** START Given records **

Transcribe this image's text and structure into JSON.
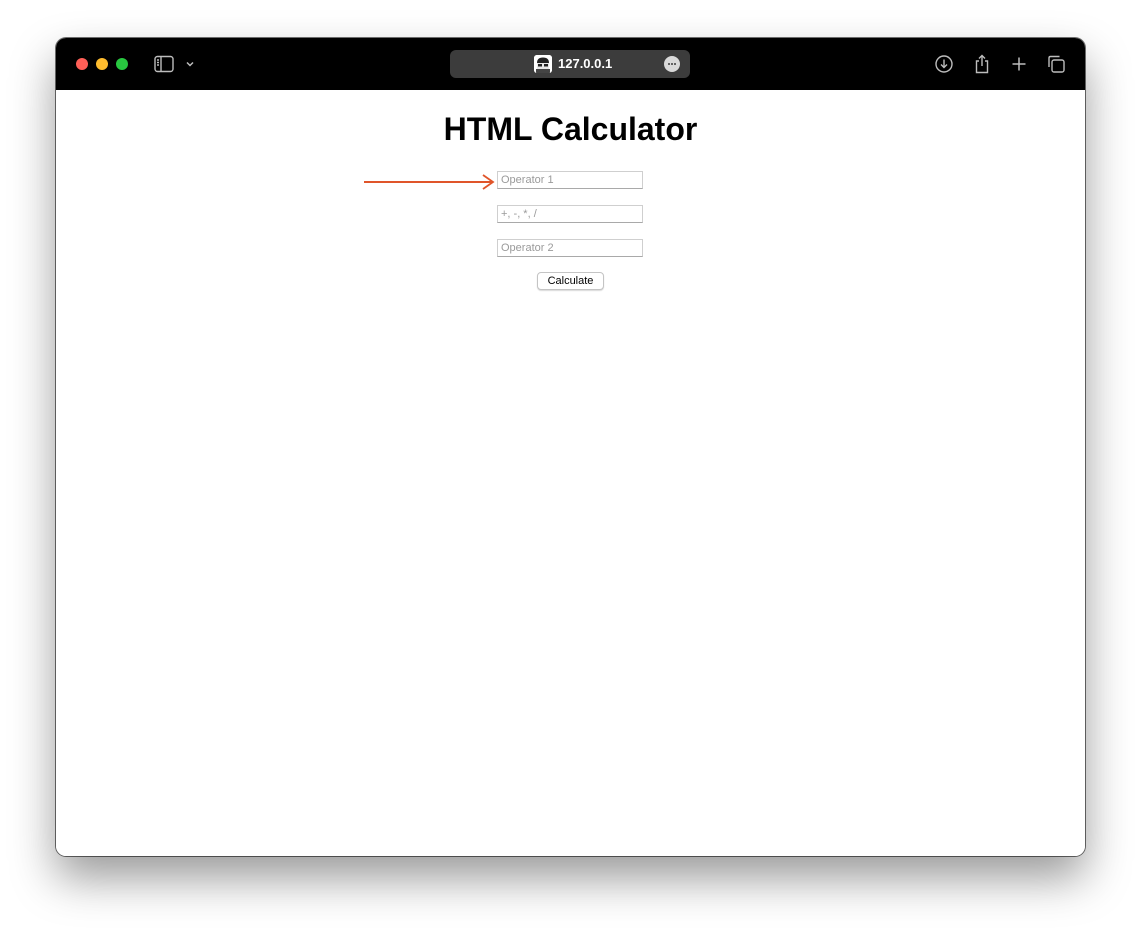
{
  "browser": {
    "url": "127.0.0.1",
    "colors": {
      "titlebar": "#000000",
      "urlbar": "#3c3c3c"
    }
  },
  "page": {
    "title": "HTML Calculator",
    "operator1_placeholder": "Operator 1",
    "operation_placeholder": "+, -, *, /",
    "operator2_placeholder": "Operator 2",
    "calculate_label": "Calculate"
  },
  "annotation": {
    "color": "#e0552a",
    "icon": "arrow-right-icon"
  }
}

** END Given records **

# Aim
Reproduce every record above exactly, but leave out the pictures.

# Finished exercise
Transcribe this image's text and structure into JSON.
{
  "browser": {
    "url": "127.0.0.1",
    "colors": {
      "titlebar": "#000000",
      "urlbar": "#3c3c3c"
    }
  },
  "page": {
    "title": "HTML Calculator",
    "operator1_placeholder": "Operator 1",
    "operation_placeholder": "+, -, *, /",
    "operator2_placeholder": "Operator 2",
    "calculate_label": "Calculate"
  },
  "annotation": {
    "color": "#e0552a",
    "icon": "arrow-right-icon"
  }
}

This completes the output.